▶ _REQUIREMENT_
Lines containing the string "Bajazet" are to be collected in full.

▶ _EXCERPTED RECORDS_

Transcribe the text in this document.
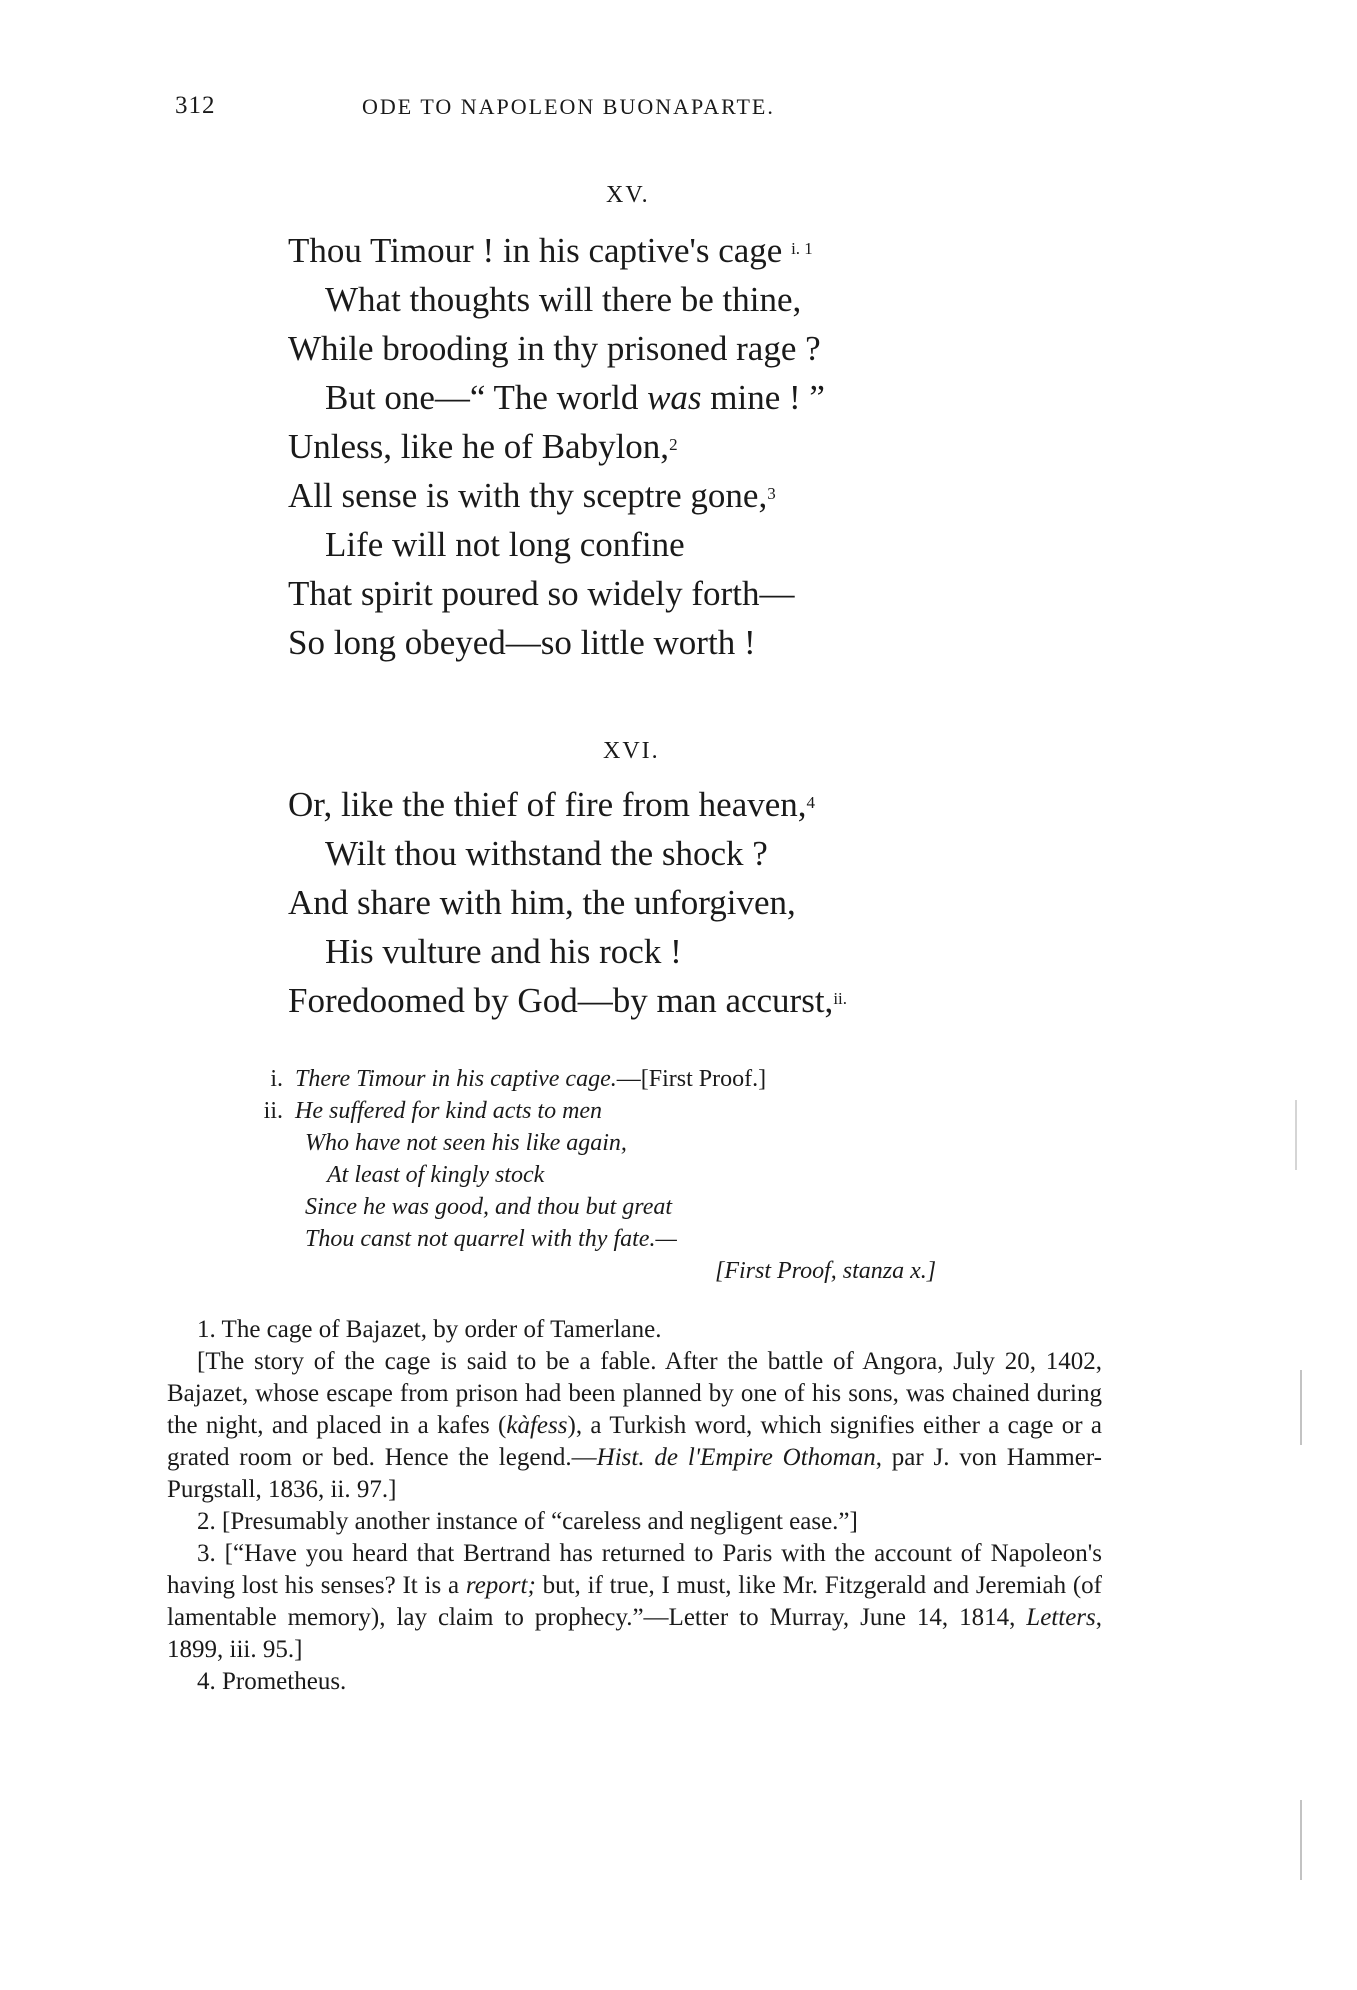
312	ODE TO NAPOLEON BUONAPARTE.
XV.
Thou Timour ! in his captive's cage $^{i. 1}$
What thoughts will there be thine,
While brooding in thy prisoned rage ?
But one—“ The world was mine ! ”
Unless, like he of Babylon,$^2$
All sense is with thy sceptre gone,$^3$
Life will not long confine
That spirit poured so widely forth—
So long obeyed—so little worth !
XVI.
Or, like the thief of fire from heaven,$^4$
Wilt thou withstand the shock ?
And share with him, the unforgiven,
His vulture and his rock !
Foredoomed by God—by man accurst,$^{ii.}$
i. There Timour in his captive cage.—[First Proof.]
ii. He suffered for kind acts to men
Who have not seen his like again,
At least of kingly stock
Since he was good, and thou but great
Thou canst not quarrel with thy fate.—
[First Proof, stanza x.]

1. The cage of Bajazet, by order of Tamerlane.

[The story of the cage is said to be a fable. After the battle of Angora, July 20, 1402, Bajazet, whose escape from prison had been planned by one of his sons, was chained during the night, and placed in a kafes (kàfess), a Turkish word, which signifies either a cage or a grated room or bed. Hence the legend.—Hist. de l'Empire Othoman, par J. von Hammer-Purgstall, 1836, ii. 97.]

2. [Presumably another instance of “careless and negligent ease.”]

3. [“Have you heard that Bertrand has returned to Paris with the account of Napoleon's having lost his senses? It is a report; but, if true, I must, like Mr. Fitzgerald and Jeremiah (of lamentable memory), lay claim to prophecy.”—Letter to Murray, June 14, 1814, Letters, 1899, iii. 95.]

4. Prometheus.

▶ _ANSWER TO THIS PROBLEM_
1. The cage of Bajazet, by order of Tamerlane.
[The story of the cage is said to be a fable. After the battle of Angora, July 20, 1402, Bajazet, whose escape from prison had been planned by one of his sons, was chained during the night, and placed in a kafes (kàfess), a Turkish word, which signifies either a cage or a grated room or bed. Hence the legend.—Hist. de l'Empire Othoman, par J. von Hammer-Purgstall, 1836, ii. 97.]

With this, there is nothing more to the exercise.